* _Information provided_:

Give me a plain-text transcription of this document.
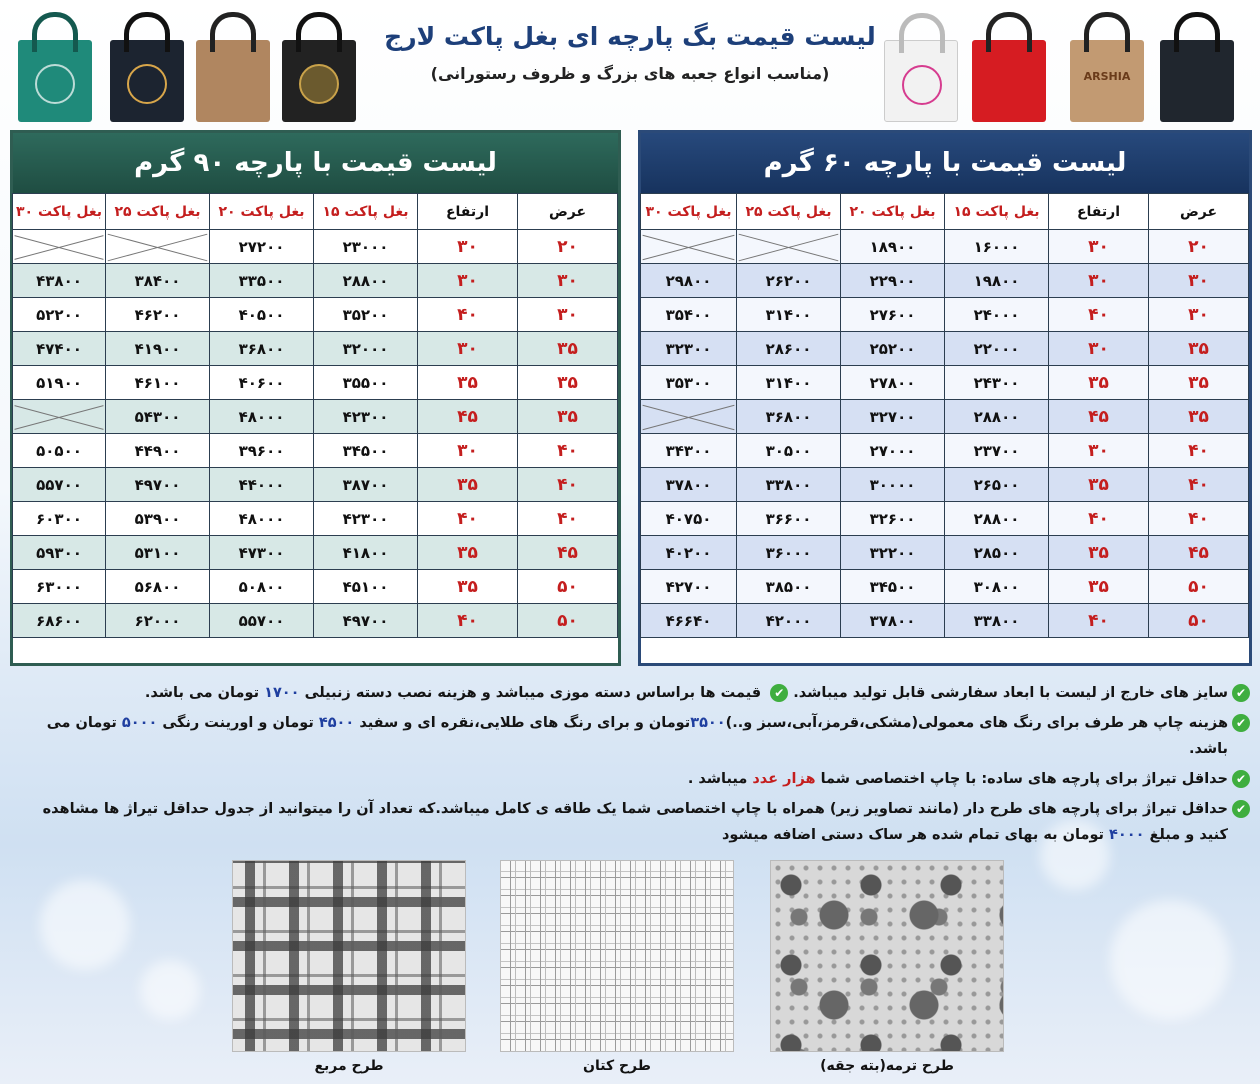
لیست قیمت بگ پارچه ای بغل پاکت لارج
(مناسب انواع جعبه های بزرگ و ظروف رستورانی)	ARSHIA
لیست قیمت با پارچه ۶۰ گرم
عرض	ارتفاع	بغل پاکت ۱۵	بغل پاکت ۲۰	بغل پاکت ۲۵	بغل پاکت ۳۰
۲۰	۳۰	۱۶۰۰۰	۱۸۹۰۰		
۳۰	۳۰	۱۹۸۰۰	۲۲۹۰۰	۲۶۲۰۰	۲۹۸۰۰
۳۰	۴۰	۲۴۰۰۰	۲۷۶۰۰	۳۱۴۰۰	۳۵۴۰۰
۳۵	۳۰	۲۲۰۰۰	۲۵۲۰۰	۲۸۶۰۰	۳۲۳۰۰
۳۵	۳۵	۲۴۳۰۰	۲۷۸۰۰	۳۱۴۰۰	۳۵۳۰۰
۳۵	۴۵	۲۸۸۰۰	۳۲۷۰۰	۳۶۸۰۰	
۴۰	۳۰	۲۳۷۰۰	۲۷۰۰۰	۳۰۵۰۰	۳۴۳۰۰
۴۰	۳۵	۲۶۵۰۰	۳۰۰۰۰	۳۳۸۰۰	۳۷۸۰۰
۴۰	۴۰	۲۸۸۰۰	۳۲۶۰۰	۳۶۶۰۰	۴۰۷۵۰
۴۵	۳۵	۲۸۵۰۰	۳۲۲۰۰	۳۶۰۰۰	۴۰۲۰۰
۵۰	۳۵	۳۰۸۰۰	۳۴۵۰۰	۳۸۵۰۰	۴۲۷۰۰
۵۰	۴۰	۳۳۸۰۰	۳۷۸۰۰	۴۲۰۰۰	۴۶۶۴۰
لیست قیمت با پارچه ۹۰ گرم
عرض	ارتفاع	بغل پاکت ۱۵	بغل پاکت ۲۰	بغل پاکت ۲۵	بغل پاکت ۳۰
۲۰	۳۰	۲۳۰۰۰	۲۷۲۰۰		
۳۰	۳۰	۲۸۸۰۰	۳۳۵۰۰	۳۸۴۰۰	۴۳۸۰۰
۳۰	۴۰	۳۵۲۰۰	۴۰۵۰۰	۴۶۲۰۰	۵۲۲۰۰
۳۵	۳۰	۳۲۰۰۰	۳۶۸۰۰	۴۱۹۰۰	۴۷۴۰۰
۳۵	۳۵	۳۵۵۰۰	۴۰۶۰۰	۴۶۱۰۰	۵۱۹۰۰
۳۵	۴۵	۴۲۳۰۰	۴۸۰۰۰	۵۴۳۰۰	
۴۰	۳۰	۳۴۵۰۰	۳۹۶۰۰	۴۴۹۰۰	۵۰۵۰۰
۴۰	۳۵	۳۸۷۰۰	۴۴۰۰۰	۴۹۷۰۰	۵۵۷۰۰
۴۰	۴۰	۴۲۳۰۰	۴۸۰۰۰	۵۳۹۰۰	۶۰۳۰۰
۴۵	۳۵	۴۱۸۰۰	۴۷۳۰۰	۵۳۱۰۰	۵۹۳۰۰
۵۰	۳۵	۴۵۱۰۰	۵۰۸۰۰	۵۶۸۰۰	۶۳۰۰۰
۵۰	۴۰	۴۹۷۰۰	۵۵۷۰۰	۶۲۰۰۰	۶۸۶۰۰
✔
سایز های خارج از لیست با ابعاد سفارشی قابل تولید میباشد. ✔ قیمت ها براساس دسته موزی میباشد و هزینه نصب دسته زنبیلی ۱۷۰۰ تومان می باشد.
✔
هزینه چاپ هر طرف برای رنگ های معمولی(مشکی،قرمز،آبی،سبز و..)۳۵۰۰تومان و برای رنگ های طلایی،نقره ای و سفید ۴۵۰۰ تومان و اورینت رنگی ۵۰۰۰ تومان می باشد.
✔
حداقل تیراژ برای پارچه های ساده: با چاپ اختصاصی شما هزار عدد میباشد .
✔
حداقل تیراژ برای پارچه های طرح دار (مانند تصاویر زیر) همراه با چاپ اختصاصی شما یک طاقه ی کامل میباشد.که تعداد آن را میتوانید از جدول حداقل تیراژ ها مشاهده کنید و مبلغ ۴۰۰۰ تومان به بهای تمام شده هر ساک دستی اضافه میشود
طرح ترمه(بته جقه)
طرح کتان
طرح مربع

* _Written request_: From the records given above, copy all lines containing "قیمت".

* _Exercise response_:
لیست قیمت بگ پارچه ای بغل پاکت لارج
لیست قیمت با پارچه ۶۰ گرم
لیست قیمت با پارچه ۹۰ گرم
سایز های خارج از لیست با ابعاد سفارشی قابل تولید میباشد. ✔ قیمت ها براساس دسته موزی میباشد و هزینه نصب دسته زنبیلی ۱۷۰۰ تومان می باشد.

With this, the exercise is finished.